[Records from a dataset]

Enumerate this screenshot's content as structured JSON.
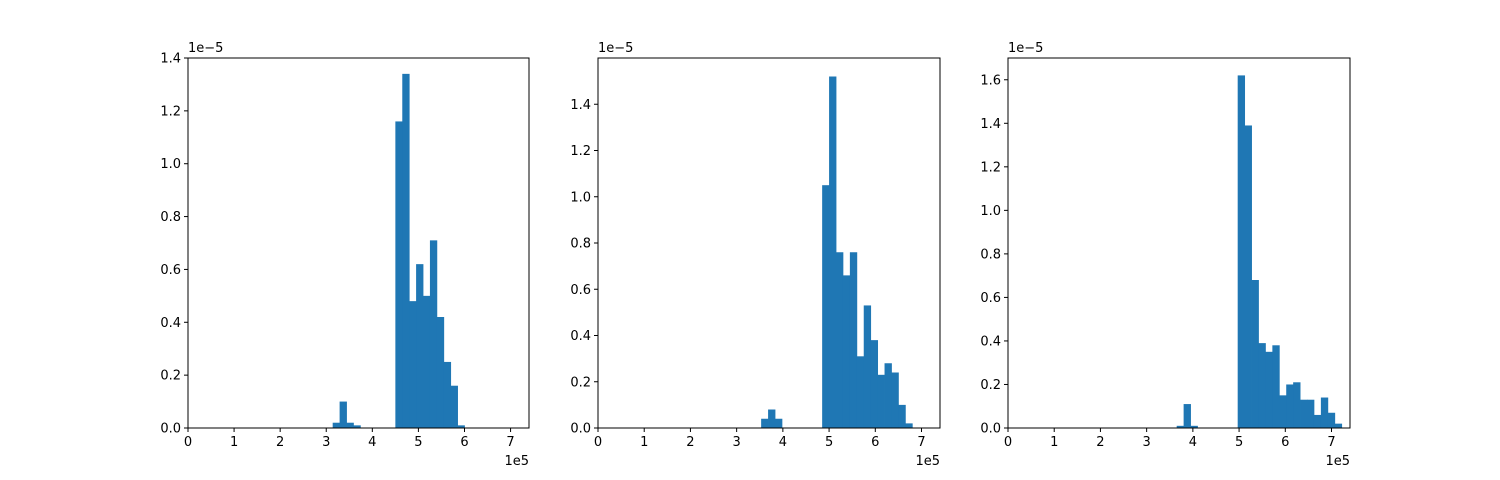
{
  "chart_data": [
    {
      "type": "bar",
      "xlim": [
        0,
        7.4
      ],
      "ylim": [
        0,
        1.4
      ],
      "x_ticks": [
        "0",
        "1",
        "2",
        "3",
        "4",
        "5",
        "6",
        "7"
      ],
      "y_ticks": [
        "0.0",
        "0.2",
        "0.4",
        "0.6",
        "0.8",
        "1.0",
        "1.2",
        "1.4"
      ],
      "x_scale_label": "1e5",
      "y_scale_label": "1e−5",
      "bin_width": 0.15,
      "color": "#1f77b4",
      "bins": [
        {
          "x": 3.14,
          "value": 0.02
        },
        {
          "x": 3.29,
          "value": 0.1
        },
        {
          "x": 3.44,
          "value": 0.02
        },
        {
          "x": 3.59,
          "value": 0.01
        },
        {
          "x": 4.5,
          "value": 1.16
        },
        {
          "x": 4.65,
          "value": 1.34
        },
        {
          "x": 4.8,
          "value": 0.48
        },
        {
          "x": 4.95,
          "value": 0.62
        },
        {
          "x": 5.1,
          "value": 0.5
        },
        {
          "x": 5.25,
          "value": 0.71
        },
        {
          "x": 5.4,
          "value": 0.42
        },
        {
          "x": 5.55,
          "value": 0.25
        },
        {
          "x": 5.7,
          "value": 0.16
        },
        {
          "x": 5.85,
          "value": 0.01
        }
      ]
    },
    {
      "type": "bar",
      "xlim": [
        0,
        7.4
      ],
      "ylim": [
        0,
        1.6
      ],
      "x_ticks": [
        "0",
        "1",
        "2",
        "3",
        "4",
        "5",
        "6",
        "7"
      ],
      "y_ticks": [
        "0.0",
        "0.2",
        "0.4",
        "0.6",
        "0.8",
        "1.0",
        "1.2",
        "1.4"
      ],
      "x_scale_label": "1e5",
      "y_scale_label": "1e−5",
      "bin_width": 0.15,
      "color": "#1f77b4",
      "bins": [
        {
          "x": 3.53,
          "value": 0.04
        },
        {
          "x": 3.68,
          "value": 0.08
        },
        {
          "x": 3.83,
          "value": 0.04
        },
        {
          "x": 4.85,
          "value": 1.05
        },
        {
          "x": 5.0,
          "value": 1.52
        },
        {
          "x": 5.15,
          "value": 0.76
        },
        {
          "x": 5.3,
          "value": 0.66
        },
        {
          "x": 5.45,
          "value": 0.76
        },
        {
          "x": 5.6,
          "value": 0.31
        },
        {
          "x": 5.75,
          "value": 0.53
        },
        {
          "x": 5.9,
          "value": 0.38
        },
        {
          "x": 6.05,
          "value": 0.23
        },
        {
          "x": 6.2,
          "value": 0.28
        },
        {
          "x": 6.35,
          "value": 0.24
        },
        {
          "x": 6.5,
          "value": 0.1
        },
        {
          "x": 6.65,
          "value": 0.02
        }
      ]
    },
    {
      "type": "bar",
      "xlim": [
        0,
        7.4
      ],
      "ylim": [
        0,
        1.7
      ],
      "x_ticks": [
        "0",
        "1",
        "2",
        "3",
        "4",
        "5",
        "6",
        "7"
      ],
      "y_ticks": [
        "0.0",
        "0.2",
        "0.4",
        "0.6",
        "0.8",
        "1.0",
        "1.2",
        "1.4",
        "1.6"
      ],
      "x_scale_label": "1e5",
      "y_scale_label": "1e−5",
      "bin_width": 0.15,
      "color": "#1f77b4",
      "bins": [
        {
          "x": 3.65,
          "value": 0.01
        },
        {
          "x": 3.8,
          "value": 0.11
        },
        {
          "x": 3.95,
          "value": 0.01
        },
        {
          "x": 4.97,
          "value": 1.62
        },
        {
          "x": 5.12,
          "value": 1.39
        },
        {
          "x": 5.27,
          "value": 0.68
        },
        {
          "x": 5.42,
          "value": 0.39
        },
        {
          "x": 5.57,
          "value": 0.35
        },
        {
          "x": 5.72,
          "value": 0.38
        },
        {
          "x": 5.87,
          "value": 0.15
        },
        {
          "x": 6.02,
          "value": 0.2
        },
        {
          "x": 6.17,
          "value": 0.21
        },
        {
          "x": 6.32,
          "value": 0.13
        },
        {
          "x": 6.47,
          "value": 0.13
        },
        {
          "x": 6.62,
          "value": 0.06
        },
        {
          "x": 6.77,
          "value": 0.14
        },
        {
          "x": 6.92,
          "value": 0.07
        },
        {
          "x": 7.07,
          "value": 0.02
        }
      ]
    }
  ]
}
* * *
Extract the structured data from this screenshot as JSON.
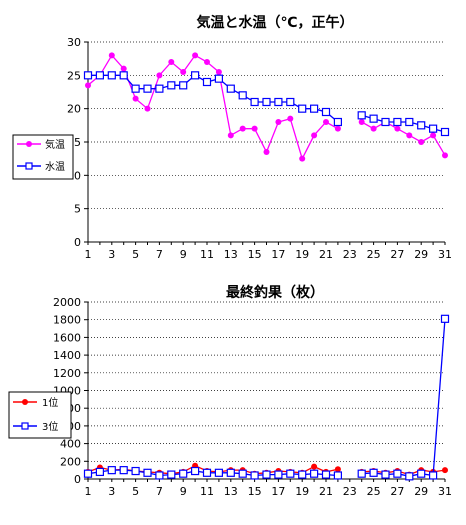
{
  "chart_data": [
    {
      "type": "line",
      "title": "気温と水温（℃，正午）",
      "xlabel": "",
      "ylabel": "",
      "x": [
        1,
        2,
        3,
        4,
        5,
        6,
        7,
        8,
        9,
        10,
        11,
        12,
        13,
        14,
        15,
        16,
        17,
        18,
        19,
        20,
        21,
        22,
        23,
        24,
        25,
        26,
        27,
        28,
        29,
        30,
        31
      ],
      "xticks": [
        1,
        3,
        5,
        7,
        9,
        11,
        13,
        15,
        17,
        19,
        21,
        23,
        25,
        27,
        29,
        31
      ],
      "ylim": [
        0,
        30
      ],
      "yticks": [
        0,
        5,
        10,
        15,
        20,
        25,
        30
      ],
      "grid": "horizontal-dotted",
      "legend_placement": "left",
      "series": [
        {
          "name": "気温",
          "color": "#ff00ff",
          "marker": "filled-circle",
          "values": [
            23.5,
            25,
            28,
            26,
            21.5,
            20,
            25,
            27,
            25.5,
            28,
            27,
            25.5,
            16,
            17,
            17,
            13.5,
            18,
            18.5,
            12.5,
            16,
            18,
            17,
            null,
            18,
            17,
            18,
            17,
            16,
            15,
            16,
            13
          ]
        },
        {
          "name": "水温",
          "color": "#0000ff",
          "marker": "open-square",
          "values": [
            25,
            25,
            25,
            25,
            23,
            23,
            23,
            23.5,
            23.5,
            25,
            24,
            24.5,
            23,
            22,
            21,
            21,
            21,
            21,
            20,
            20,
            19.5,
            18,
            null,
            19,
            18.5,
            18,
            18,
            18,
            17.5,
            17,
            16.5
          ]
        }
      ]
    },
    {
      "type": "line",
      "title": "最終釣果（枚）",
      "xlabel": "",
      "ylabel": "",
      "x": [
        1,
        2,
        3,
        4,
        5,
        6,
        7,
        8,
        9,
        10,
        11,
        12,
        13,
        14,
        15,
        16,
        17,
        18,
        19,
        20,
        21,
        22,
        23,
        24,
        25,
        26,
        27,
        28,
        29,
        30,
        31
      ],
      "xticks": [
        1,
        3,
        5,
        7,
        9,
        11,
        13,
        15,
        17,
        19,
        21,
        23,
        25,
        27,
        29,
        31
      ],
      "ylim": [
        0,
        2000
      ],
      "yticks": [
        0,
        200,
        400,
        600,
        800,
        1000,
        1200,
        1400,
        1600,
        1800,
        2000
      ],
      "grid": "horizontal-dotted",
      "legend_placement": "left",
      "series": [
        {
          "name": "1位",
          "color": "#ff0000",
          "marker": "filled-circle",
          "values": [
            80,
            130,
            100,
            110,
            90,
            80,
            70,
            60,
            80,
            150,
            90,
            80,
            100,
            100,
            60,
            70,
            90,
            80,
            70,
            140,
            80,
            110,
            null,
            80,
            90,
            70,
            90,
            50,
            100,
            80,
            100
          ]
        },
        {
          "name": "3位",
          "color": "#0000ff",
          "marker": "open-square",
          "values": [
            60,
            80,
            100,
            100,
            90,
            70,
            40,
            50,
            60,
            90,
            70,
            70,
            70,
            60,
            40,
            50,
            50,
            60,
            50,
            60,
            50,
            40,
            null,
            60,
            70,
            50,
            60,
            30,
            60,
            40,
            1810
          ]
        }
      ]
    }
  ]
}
--
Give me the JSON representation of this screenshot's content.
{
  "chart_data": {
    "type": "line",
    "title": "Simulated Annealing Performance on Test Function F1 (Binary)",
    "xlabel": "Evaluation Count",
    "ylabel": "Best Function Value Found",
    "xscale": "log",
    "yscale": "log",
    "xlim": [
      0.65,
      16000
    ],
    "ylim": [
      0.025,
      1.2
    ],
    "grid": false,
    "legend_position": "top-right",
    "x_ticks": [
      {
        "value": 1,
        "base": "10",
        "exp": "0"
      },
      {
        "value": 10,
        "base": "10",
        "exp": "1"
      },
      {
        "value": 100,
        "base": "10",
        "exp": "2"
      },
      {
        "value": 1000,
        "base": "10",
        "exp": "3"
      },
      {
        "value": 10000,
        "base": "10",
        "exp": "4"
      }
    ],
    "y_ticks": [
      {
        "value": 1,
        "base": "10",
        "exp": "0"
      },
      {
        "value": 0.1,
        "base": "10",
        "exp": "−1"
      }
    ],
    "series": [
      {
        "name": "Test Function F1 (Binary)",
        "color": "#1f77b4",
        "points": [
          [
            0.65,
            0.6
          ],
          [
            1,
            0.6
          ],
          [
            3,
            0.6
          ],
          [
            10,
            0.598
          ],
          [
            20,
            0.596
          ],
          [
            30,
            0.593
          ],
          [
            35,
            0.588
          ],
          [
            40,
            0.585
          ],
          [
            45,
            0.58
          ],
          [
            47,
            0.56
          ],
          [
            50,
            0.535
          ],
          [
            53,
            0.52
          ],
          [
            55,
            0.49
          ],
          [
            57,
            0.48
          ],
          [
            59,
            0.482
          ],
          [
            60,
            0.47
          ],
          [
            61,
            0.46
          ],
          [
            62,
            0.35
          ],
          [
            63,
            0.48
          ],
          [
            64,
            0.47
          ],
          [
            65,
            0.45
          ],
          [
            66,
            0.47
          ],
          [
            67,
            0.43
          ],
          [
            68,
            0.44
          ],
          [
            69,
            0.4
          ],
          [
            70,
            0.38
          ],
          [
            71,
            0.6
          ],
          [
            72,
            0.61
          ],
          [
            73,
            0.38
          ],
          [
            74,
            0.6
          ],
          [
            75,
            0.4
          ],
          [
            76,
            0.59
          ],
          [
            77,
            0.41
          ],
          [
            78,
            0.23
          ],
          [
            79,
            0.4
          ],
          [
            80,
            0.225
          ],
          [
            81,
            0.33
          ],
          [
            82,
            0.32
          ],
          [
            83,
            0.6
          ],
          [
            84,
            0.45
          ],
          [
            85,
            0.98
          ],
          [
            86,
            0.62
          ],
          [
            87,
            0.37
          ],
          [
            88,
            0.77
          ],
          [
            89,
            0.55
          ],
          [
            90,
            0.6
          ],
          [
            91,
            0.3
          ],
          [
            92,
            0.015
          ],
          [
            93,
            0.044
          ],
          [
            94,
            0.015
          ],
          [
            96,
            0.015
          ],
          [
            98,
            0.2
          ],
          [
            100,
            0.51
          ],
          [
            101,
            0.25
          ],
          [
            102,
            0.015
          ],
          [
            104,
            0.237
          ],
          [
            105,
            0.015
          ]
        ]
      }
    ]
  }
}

**Direction:** Count the lines in the records above that contain the word "title", and give only that number.

**The response:** 3